Find every line with the word "nghiệm" and report how many there are, without any other text.

____ Given data

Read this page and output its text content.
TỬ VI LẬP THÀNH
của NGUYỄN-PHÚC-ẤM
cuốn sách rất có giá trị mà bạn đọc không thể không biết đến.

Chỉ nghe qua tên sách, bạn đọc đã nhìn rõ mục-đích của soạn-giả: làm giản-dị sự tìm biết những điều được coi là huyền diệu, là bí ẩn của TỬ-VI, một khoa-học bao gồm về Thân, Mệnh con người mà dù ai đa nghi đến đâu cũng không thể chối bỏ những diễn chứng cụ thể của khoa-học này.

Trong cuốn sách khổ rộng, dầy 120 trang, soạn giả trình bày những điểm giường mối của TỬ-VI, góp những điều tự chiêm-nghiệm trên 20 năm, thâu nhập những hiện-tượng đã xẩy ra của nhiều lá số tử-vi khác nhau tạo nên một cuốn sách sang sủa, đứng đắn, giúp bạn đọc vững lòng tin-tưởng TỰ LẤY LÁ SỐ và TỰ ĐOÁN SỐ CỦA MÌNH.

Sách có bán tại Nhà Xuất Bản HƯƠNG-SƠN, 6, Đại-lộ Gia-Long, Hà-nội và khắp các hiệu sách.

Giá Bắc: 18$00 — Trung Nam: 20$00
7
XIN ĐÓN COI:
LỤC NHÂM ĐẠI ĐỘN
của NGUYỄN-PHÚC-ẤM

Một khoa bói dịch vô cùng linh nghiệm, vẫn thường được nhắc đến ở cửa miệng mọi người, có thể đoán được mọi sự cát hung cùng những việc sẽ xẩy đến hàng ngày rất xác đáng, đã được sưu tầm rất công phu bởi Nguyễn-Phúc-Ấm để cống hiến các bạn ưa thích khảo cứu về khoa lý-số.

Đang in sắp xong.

________

=== Solution to the problem ===
2